- [YOUR INSTRUCTIONS]:
Pull every line holding the string "this" from the records below.

- [RECORD SET]:
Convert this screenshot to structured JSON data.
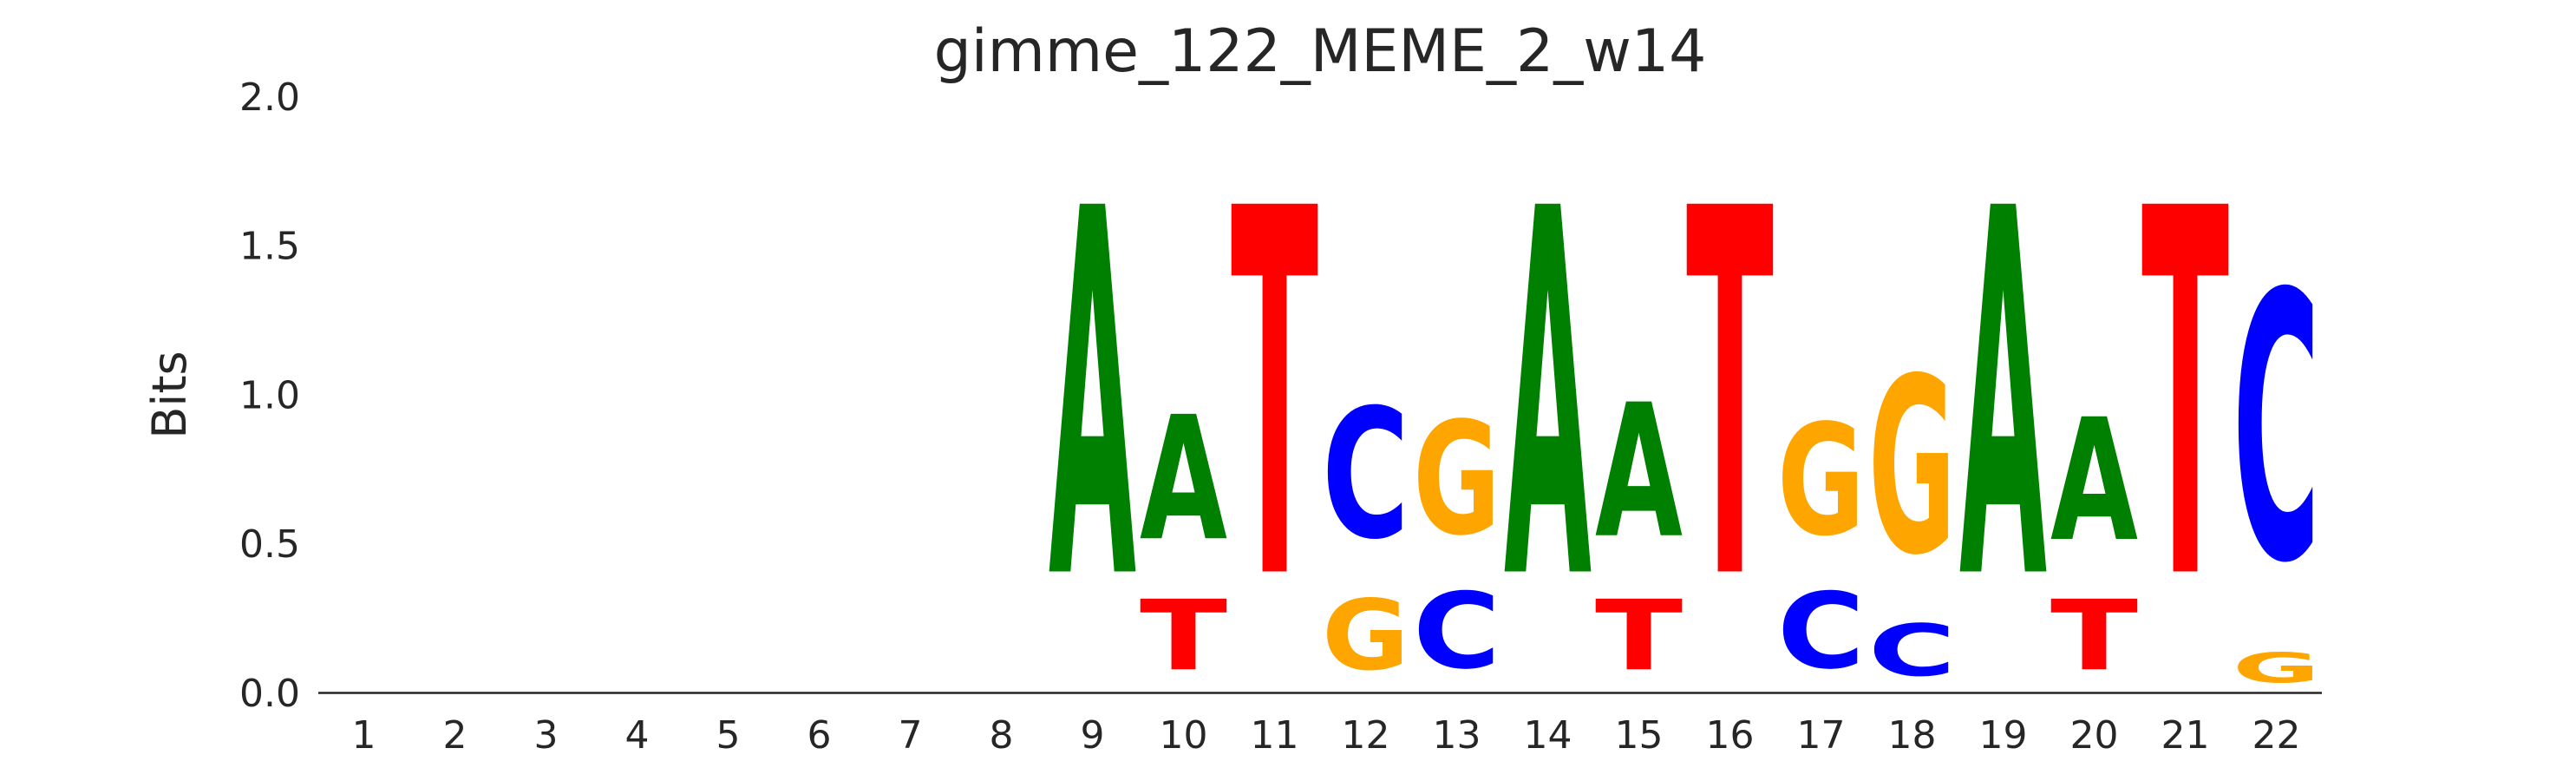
{
  "title": "gimme_122_MEME_2_w14",
  "y_axis": {
    "label": "Bits",
    "ticks": [
      "2.0",
      "1.5",
      "1.0",
      "0.5",
      "0.0"
    ],
    "tick_values": [
      2.0,
      1.5,
      1.0,
      0.5,
      0.0
    ],
    "range": [
      0.0,
      2.0
    ]
  },
  "x_axis": {
    "ticks": [
      "1",
      "2",
      "3",
      "4",
      "5",
      "6",
      "7",
      "8",
      "9",
      "10",
      "11",
      "12",
      "13",
      "14",
      "15",
      "16",
      "17",
      "18",
      "19",
      "20",
      "21",
      "22"
    ]
  },
  "colors": {
    "A": "#008000",
    "C": "#0000FF",
    "G": "#FFA500",
    "T": "#FF0000",
    "text": "#262626",
    "axis_line": "#262626",
    "background": "#FFFFFF"
  },
  "chart_data": {
    "type": "sequence_logo",
    "title": "gimme_122_MEME_2_w14",
    "xlabel": "",
    "ylabel": "Bits",
    "ylim": [
      0,
      2
    ],
    "x_positions": [
      1,
      2,
      3,
      4,
      5,
      6,
      7,
      8,
      9,
      10,
      11,
      12,
      13,
      14,
      15,
      16,
      17,
      18,
      19,
      20,
      21,
      22
    ],
    "grid": false,
    "legend_position": "none",
    "stacks": [
      {
        "position": 1,
        "letters": []
      },
      {
        "position": 2,
        "letters": []
      },
      {
        "position": 3,
        "letters": []
      },
      {
        "position": 4,
        "letters": []
      },
      {
        "position": 5,
        "letters": []
      },
      {
        "position": 6,
        "letters": []
      },
      {
        "position": 7,
        "letters": []
      },
      {
        "position": 8,
        "letters": []
      },
      {
        "position": 9,
        "letters": [
          {
            "base": "A",
            "bits": 1.98
          }
        ]
      },
      {
        "position": 10,
        "letters": [
          {
            "base": "T",
            "bits": 0.38
          },
          {
            "base": "A",
            "bits": 0.67
          }
        ]
      },
      {
        "position": 11,
        "letters": [
          {
            "base": "T",
            "bits": 1.98
          }
        ]
      },
      {
        "position": 12,
        "letters": [
          {
            "base": "G",
            "bits": 0.38
          },
          {
            "base": "C",
            "bits": 0.7
          }
        ]
      },
      {
        "position": 13,
        "letters": [
          {
            "base": "C",
            "bits": 0.41
          },
          {
            "base": "G",
            "bits": 0.61
          }
        ]
      },
      {
        "position": 14,
        "letters": [
          {
            "base": "A",
            "bits": 1.98
          }
        ]
      },
      {
        "position": 15,
        "letters": [
          {
            "base": "T",
            "bits": 0.38
          },
          {
            "base": "A",
            "bits": 0.72
          }
        ]
      },
      {
        "position": 16,
        "letters": [
          {
            "base": "T",
            "bits": 1.98
          }
        ]
      },
      {
        "position": 17,
        "letters": [
          {
            "base": "C",
            "bits": 0.41
          },
          {
            "base": "G",
            "bits": 0.6
          }
        ]
      },
      {
        "position": 18,
        "letters": [
          {
            "base": "C",
            "bits": 0.28
          },
          {
            "base": "G",
            "bits": 0.95
          }
        ]
      },
      {
        "position": 19,
        "letters": [
          {
            "base": "A",
            "bits": 1.98
          }
        ]
      },
      {
        "position": 20,
        "letters": [
          {
            "base": "T",
            "bits": 0.38
          },
          {
            "base": "A",
            "bits": 0.66
          }
        ]
      },
      {
        "position": 21,
        "letters": [
          {
            "base": "T",
            "bits": 1.98
          }
        ]
      },
      {
        "position": 22,
        "letters": [
          {
            "base": "G",
            "bits": 0.16
          },
          {
            "base": "C",
            "bits": 1.44
          }
        ]
      }
    ]
  }
}
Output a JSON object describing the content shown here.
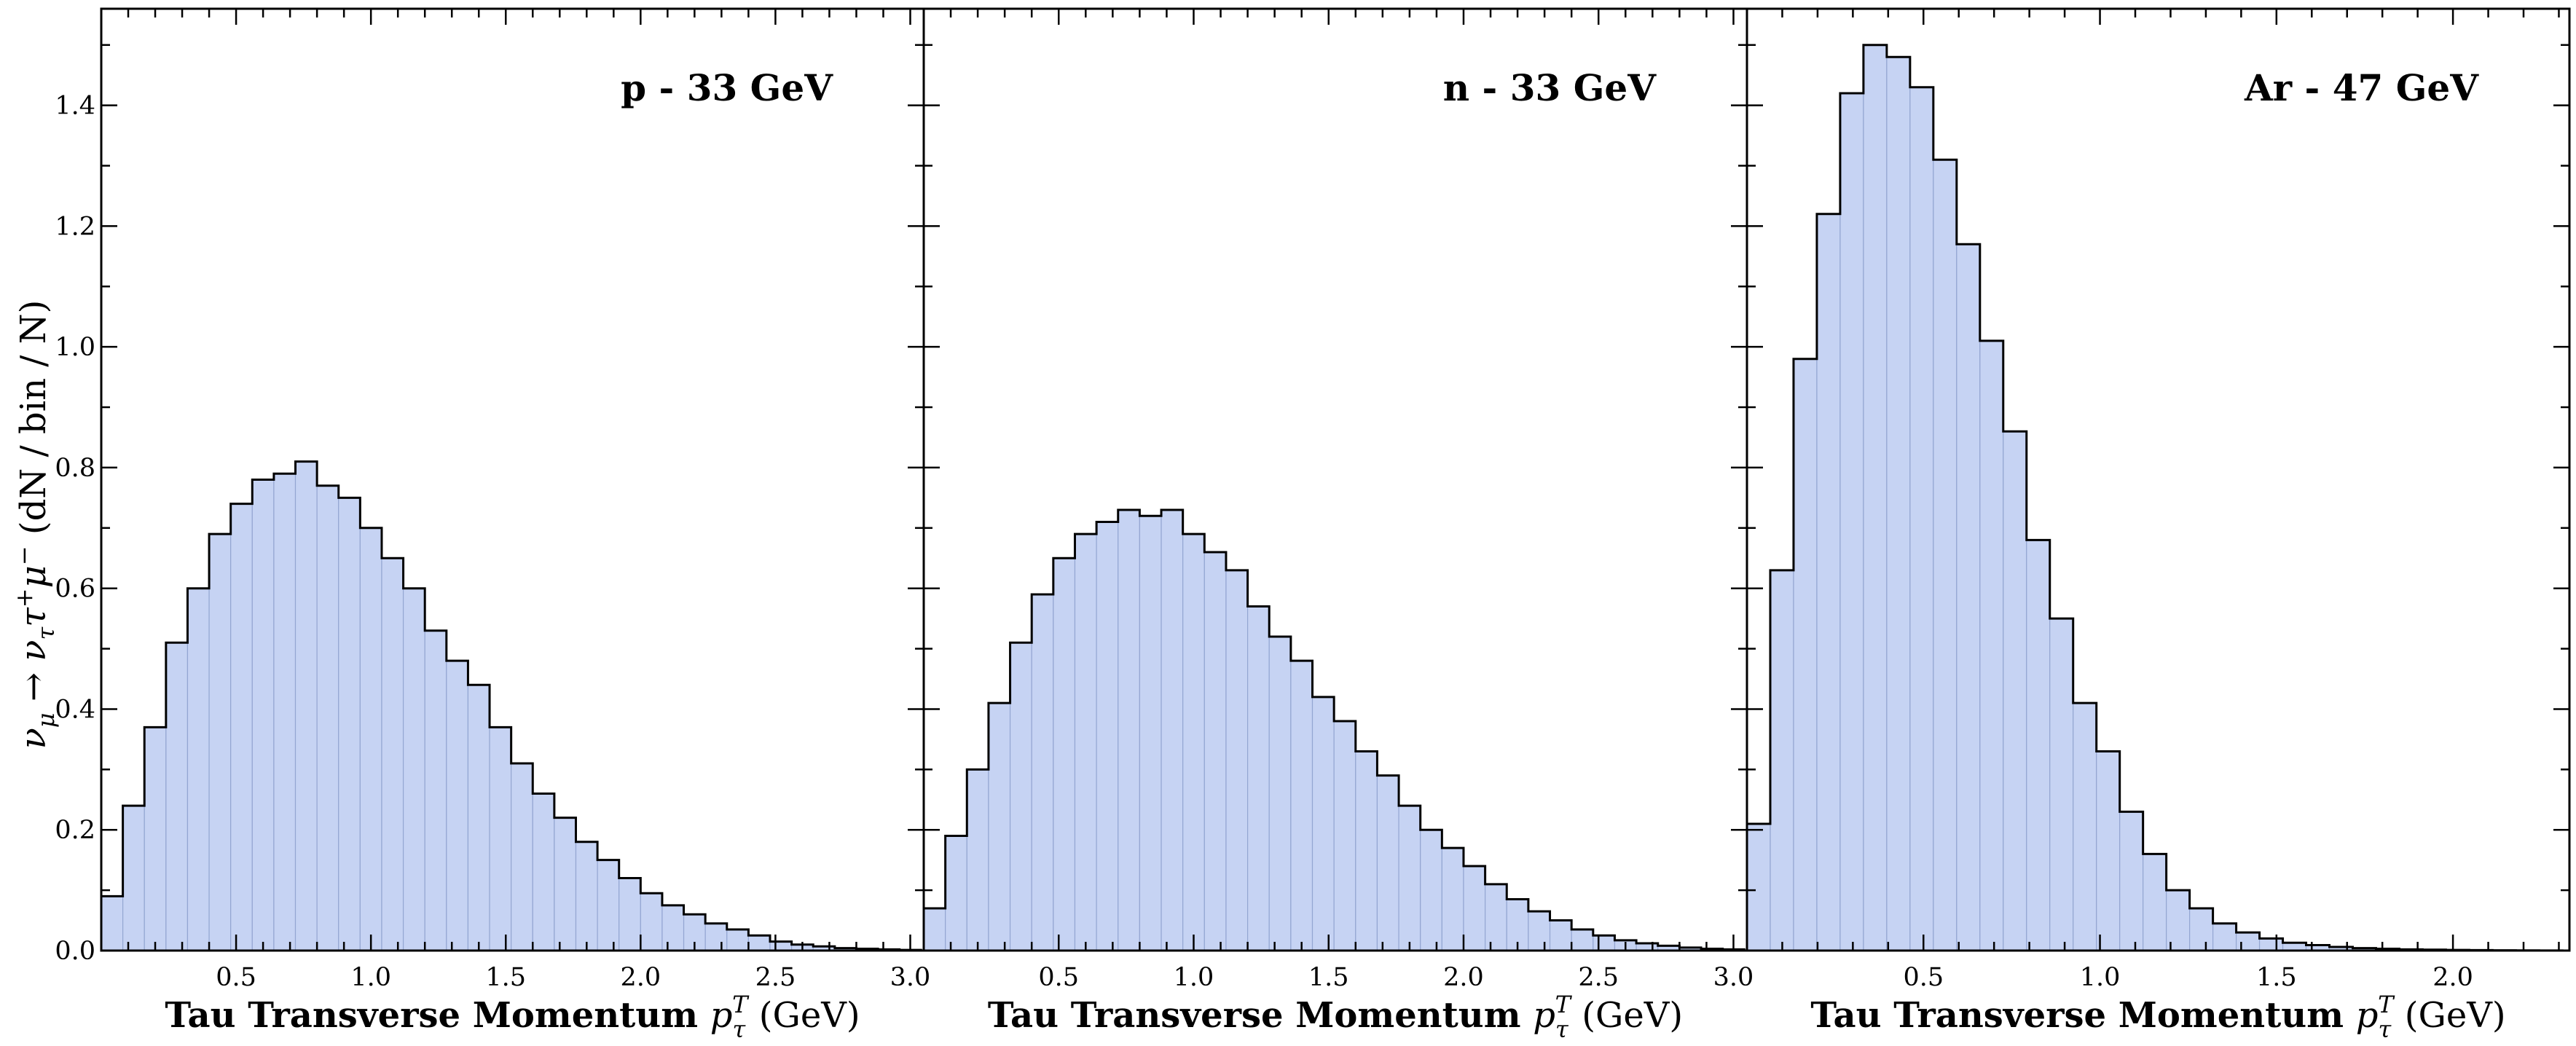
{
  "chart_data": [
    {
      "type": "bar",
      "title": "p - 33 GeV",
      "xlabel": "Tau Transverse Momentum",
      "xlabel_unit": "(GeV)",
      "xlim": [
        0,
        3.05
      ],
      "ylim": [
        0,
        1.56
      ],
      "xticks": [
        "0.5",
        "1.0",
        "1.5",
        "2.0",
        "2.5",
        "3.0"
      ],
      "bin_width": 0.08,
      "values": [
        0.09,
        0.24,
        0.37,
        0.51,
        0.6,
        0.69,
        0.74,
        0.78,
        0.79,
        0.81,
        0.77,
        0.75,
        0.7,
        0.65,
        0.6,
        0.53,
        0.48,
        0.44,
        0.37,
        0.31,
        0.26,
        0.22,
        0.18,
        0.15,
        0.12,
        0.095,
        0.075,
        0.06,
        0.045,
        0.035,
        0.025,
        0.015,
        0.01,
        0.007,
        0.004,
        0.003,
        0.002,
        0.001
      ]
    },
    {
      "type": "bar",
      "title": "n - 33 GeV",
      "xlabel": "Tau Transverse Momentum",
      "xlabel_unit": "(GeV)",
      "xlim": [
        0,
        3.05
      ],
      "ylim": [
        0,
        1.56
      ],
      "xticks": [
        "0.5",
        "1.0",
        "1.5",
        "2.0",
        "2.5",
        "3.0"
      ],
      "bin_width": 0.08,
      "values": [
        0.07,
        0.19,
        0.3,
        0.41,
        0.51,
        0.59,
        0.65,
        0.69,
        0.71,
        0.73,
        0.72,
        0.73,
        0.69,
        0.66,
        0.63,
        0.57,
        0.52,
        0.48,
        0.42,
        0.38,
        0.33,
        0.29,
        0.24,
        0.2,
        0.17,
        0.14,
        0.11,
        0.085,
        0.065,
        0.05,
        0.035,
        0.025,
        0.017,
        0.012,
        0.008,
        0.005,
        0.003,
        0.002
      ]
    },
    {
      "type": "bar",
      "title": "Ar - 47 GeV",
      "xlabel": "Tau Transverse Momentum",
      "xlabel_unit": "(GeV)",
      "xlim": [
        0,
        2.33
      ],
      "ylim": [
        0,
        1.56
      ],
      "xticks": [
        "0.5",
        "1.0",
        "1.5",
        "2.0"
      ],
      "bin_width": 0.066,
      "values": [
        0.21,
        0.63,
        0.98,
        1.22,
        1.42,
        1.5,
        1.48,
        1.43,
        1.31,
        1.17,
        1.01,
        0.86,
        0.68,
        0.55,
        0.41,
        0.33,
        0.23,
        0.16,
        0.1,
        0.07,
        0.045,
        0.03,
        0.02,
        0.013,
        0.009,
        0.006,
        0.004,
        0.003,
        0.002,
        0.0015,
        0.001,
        0.0008,
        0.0005,
        0.0003,
        0.0002
      ]
    }
  ],
  "axes": {
    "yticks": [
      "0.0",
      "0.2",
      "0.4",
      "0.6",
      "0.8",
      "1.0",
      "1.2",
      "1.4"
    ],
    "yticks_values": [
      0,
      0.2,
      0.4,
      0.6,
      0.8,
      1.0,
      1.2,
      1.4
    ]
  },
  "colors": {
    "fill": "#c6d3f3",
    "bin_edge": "#94a6d2",
    "outline": "#000000"
  }
}
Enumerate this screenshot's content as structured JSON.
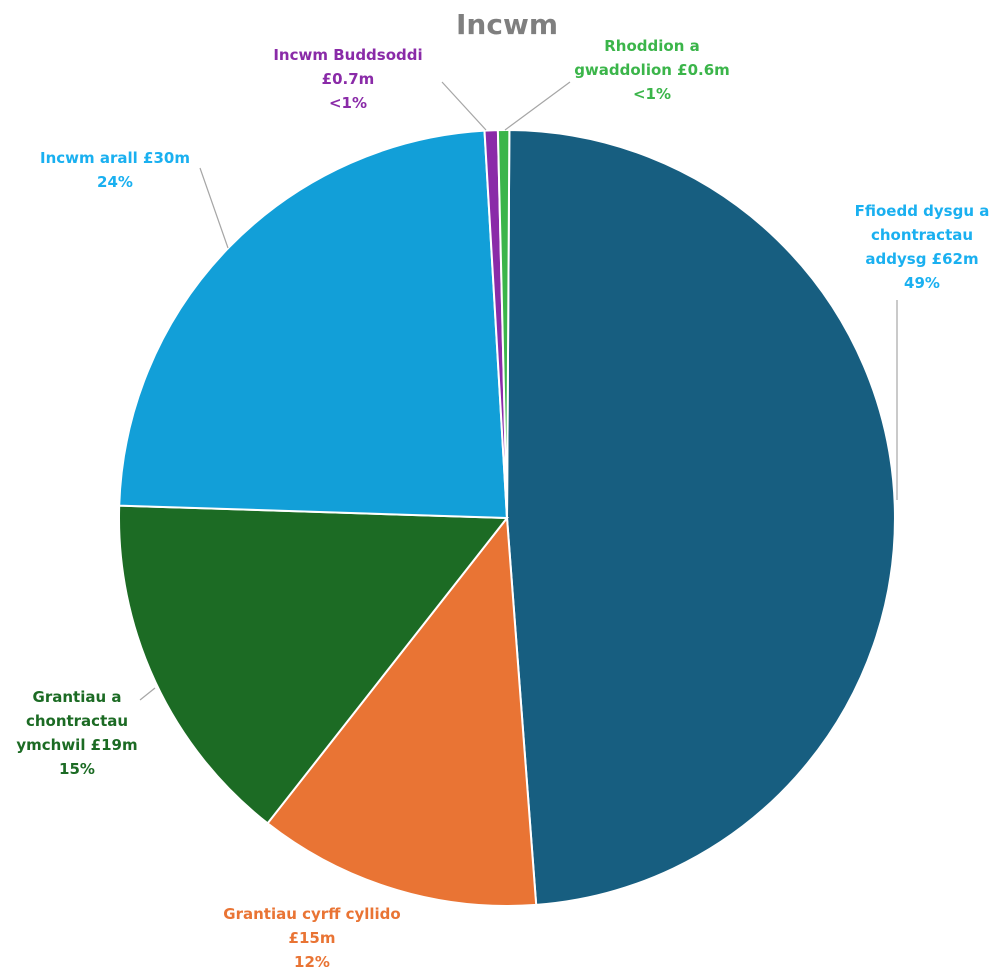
{
  "chart_data": {
    "type": "pie",
    "title": "Incwm",
    "unit": "£m",
    "slices": [
      {
        "name": "Ffioedd dysgu a chontractau addysg",
        "value": 62,
        "percent": "49%",
        "color": "#175e80",
        "label_lines": [
          "Ffioedd dysgu a",
          "chontractau",
          "addysg £62m",
          "49%"
        ],
        "label_color": "#1ab0f0"
      },
      {
        "name": "Grantiau cyrff cyllido",
        "value": 15,
        "percent": "12%",
        "color": "#e97434",
        "label_lines": [
          "Grantiau cyrff cyllido",
          "£15m",
          "12%"
        ],
        "label_color": "#e97434"
      },
      {
        "name": "Grantiau a chontractau ymchwil",
        "value": 19,
        "percent": "15%",
        "color": "#1c6b24",
        "label_lines": [
          "Grantiau a",
          "chontractau",
          "ymchwil £19m",
          "15%"
        ],
        "label_color": "#1c6b24"
      },
      {
        "name": "Incwm arall",
        "value": 30,
        "percent": "24%",
        "color": "#129fd8",
        "label_lines": [
          "Incwm arall £30m",
          "24%"
        ],
        "label_color": "#1ab0f0"
      },
      {
        "name": "Incwm Buddsoddi",
        "value": 0.7,
        "percent": "<1%",
        "color": "#8a2ba8",
        "label_lines": [
          "Incwm Buddsoddi",
          "£0.7m",
          "<1%"
        ],
        "label_color": "#8a2ba8"
      },
      {
        "name": "Rhoddion a gwaddolion",
        "value": 0.6,
        "percent": "<1%",
        "color": "#3bb54a",
        "label_lines": [
          "Rhoddion a",
          "gwaddolion £0.6m",
          "<1%"
        ],
        "label_color": "#3bb54a"
      }
    ]
  }
}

- [COMPLETE ANSWER]:
Convert this screenshot to structured JSON data.
Enumerate this screenshot's content as structured JSON.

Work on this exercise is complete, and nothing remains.